* GIVEN PROBLEM
Restate the material word for word and leave out anything that is a picture.
▼
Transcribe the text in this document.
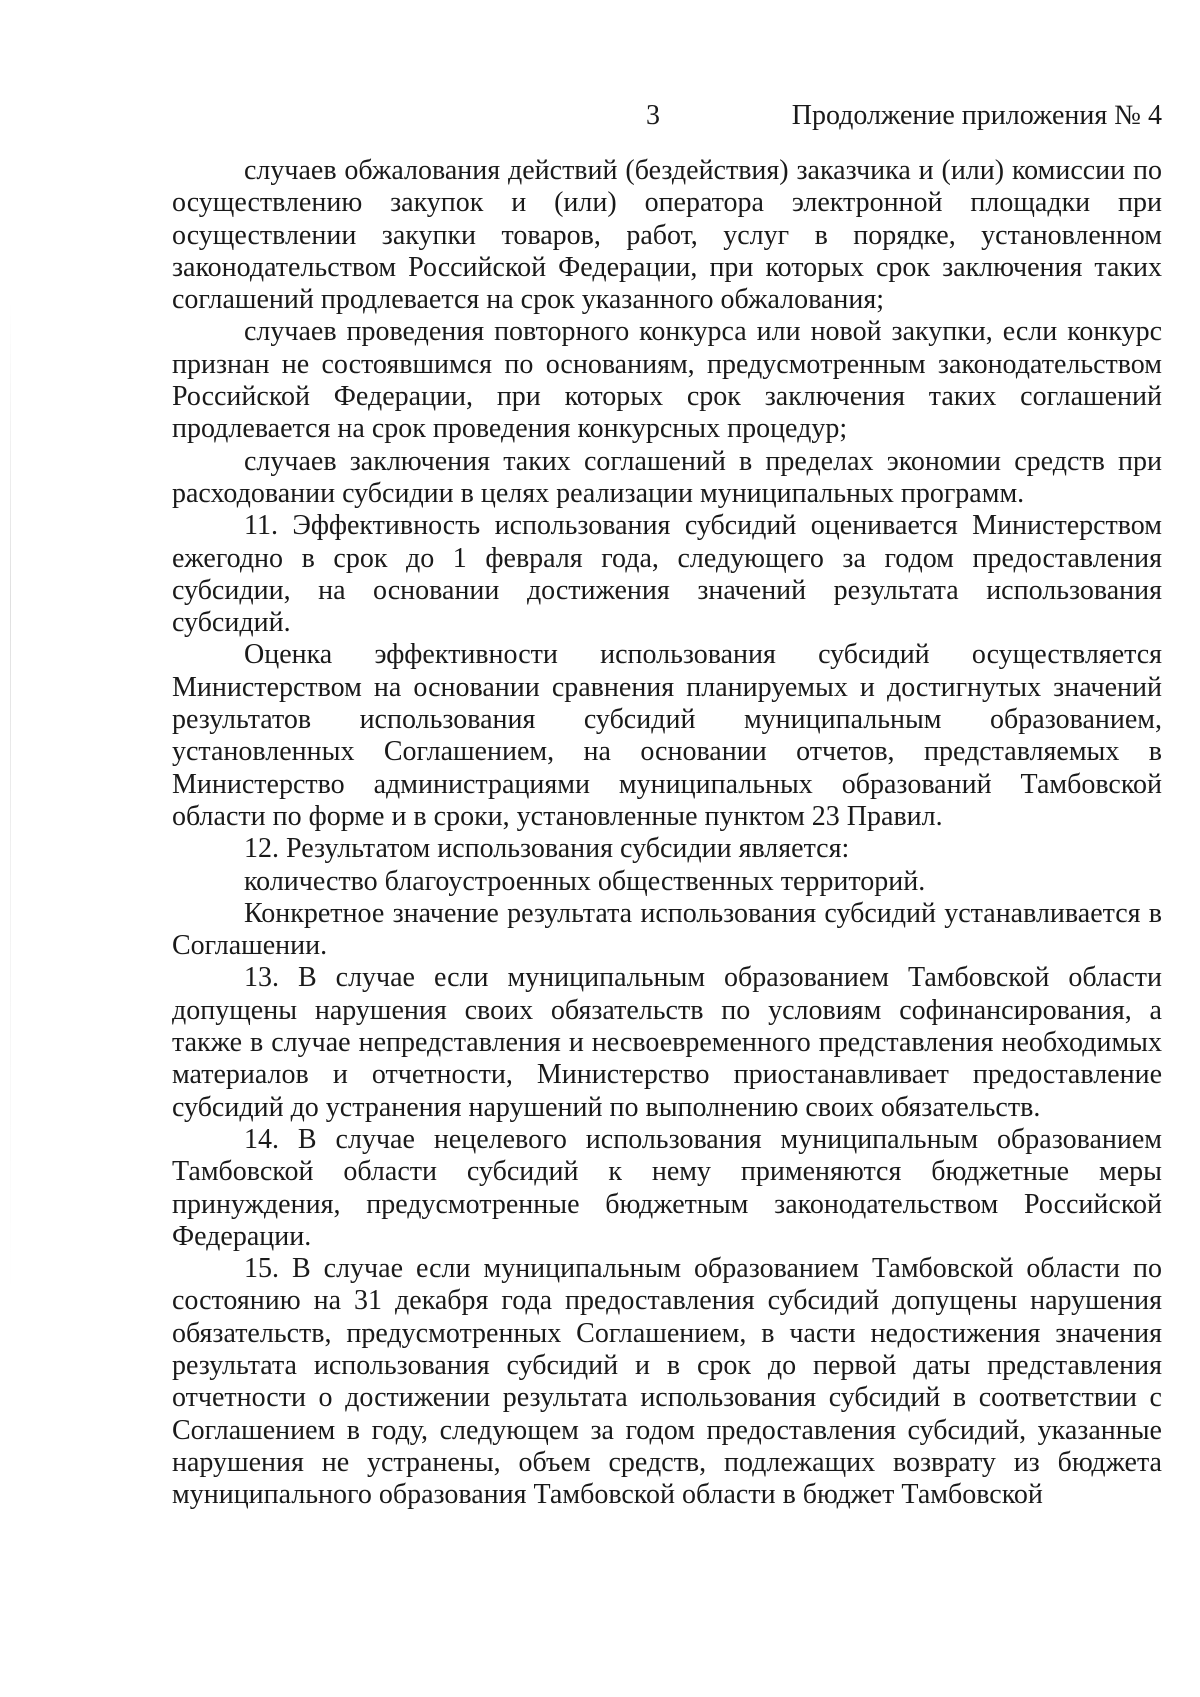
3	Продолжение приложения № 4

случаев обжалования действий (бездействия) заказчика и (или) комиссии по осуществлению закупок и (или) оператора электронной площадки при осуществлении закупки товаров, работ, услуг в порядке, установленном законодательством Российской Федерации, при которых срок заключения таких соглашений продлевается на срок указанного обжалования;

случаев проведения повторного конкурса или новой закупки, если конкурс признан не состоявшимся по основаниям, предусмотренным законодательством Российской Федерации, при которых срок заключения таких соглашений продлевается на срок проведения конкурсных процедур;

случаев заключения таких соглашений в пределах экономии средств при расходовании субсидии в целях реализации муниципальных программ.

11. Эффективность использования субсидий оценивается Министерством ежегодно в срок до 1 февраля года, следующего за годом предоставления субсидии, на основании достижения значений результата использования субсидий.

Оценка эффективности использования субсидий осуществляется Министерством на основании сравнения планируемых и достигнутых значений результатов использования субсидий муниципальным образованием, установленных Соглашением, на основании отчетов, представляемых в Министерство администрациями муниципальных образований Тамбовской области по форме и в сроки, установленные пунктом 23 Правил.

12. Результатом использования субсидии является:

количество благоустроенных общественных территорий.

Конкретное значение результата использования субсидий устанавливается в Соглашении.

13. В случае если муниципальным образованием Тамбовской области допущены нарушения своих обязательств по условиям софинансирования, а также в случае непредставления и несвоевременного представления необходимых материалов и отчетности, Министерство приостанавливает предоставление субсидий до устранения нарушений по выполнению своих обязательств.

14. В случае нецелевого использования муниципальным образованием Тамбовской области субсидий к нему применяются бюджетные меры принуждения, предусмотренные бюджетным законодательством Российской Федерации.

15. В случае если муниципальным образованием Тамбовской области по состоянию на 31 декабря года предоставления субсидий допущены нарушения обязательств, предусмотренных Соглашением, в части недостижения значения результата использования субсидий и в срок до первой даты представления отчетности о достижении результата использования субсидий в соответствии с Соглашением в году, следующем за годом предоставления субсидий, указанные нарушения не устранены, объем средств, подлежащих возврату из бюджета муниципального образования Тамбовской области в бюджет Тамбовской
▲
* FINAL RESULT
Transcribe the text in this document.
3	Продолжение приложения № 4

случаев обжалования действий (бездействия) заказчика и (или) комиссии по осуществлению закупок и (или) оператора электронной площадки при осуществлении закупки товаров, работ, услуг в порядке, установленном законодательством Российской Федерации, при которых срок заключения таких соглашений продлевается на срок указанного обжалования;

случаев проведения повторного конкурса или новой закупки, если конкурс признан не состоявшимся по основаниям, предусмотренным законодательством Российской Федерации, при которых срок заключения таких соглашений продлевается на срок проведения конкурсных процедур;

случаев заключения таких соглашений в пределах экономии средств при расходовании субсидии в целях реализации муниципальных программ.

11. Эффективность использования субсидий оценивается Министерством ежегодно в срок до 1 февраля года, следующего за годом предоставления субсидии, на основании достижения значений результата использования субсидий.

Оценка эффективности использования субсидий осуществляется Министерством на основании сравнения планируемых и достигнутых значений результатов использования субсидий муниципальным образованием, установленных Соглашением, на основании отчетов, представляемых в Министерство администрациями муниципальных образований Тамбовской области по форме и в сроки, установленные пунктом 23 Правил.

12. Результатом использования субсидии является:

количество благоустроенных общественных территорий.

Конкретное значение результата использования субсидий устанавливается в Соглашении.

13. В случае если муниципальным образованием Тамбовской области допущены нарушения своих обязательств по условиям софинансирования, а также в случае непредставления и несвоевременного представления необходимых материалов и отчетности, Министерство приостанавливает предоставление субсидий до устранения нарушений по выполнению своих обязательств.

14. В случае нецелевого использования муниципальным образованием Тамбовской области субсидий к нему применяются бюджетные меры принуждения, предусмотренные бюджетным законодательством Российской Федерации.

15. В случае если муниципальным образованием Тамбовской области по состоянию на 31 декабря года предоставления субсидий допущены нарушения обязательств, предусмотренных Соглашением, в части недостижения значения результата использования субсидий и в срок до первой даты представления отчетности о достижении результата использования субсидий в соответствии с Соглашением в году, следующем за годом предоставления субсидий, указанные нарушения не устранены, объем средств, подлежащих возврату из бюджета муниципального образования Тамбовской области в бюджет Тамбовской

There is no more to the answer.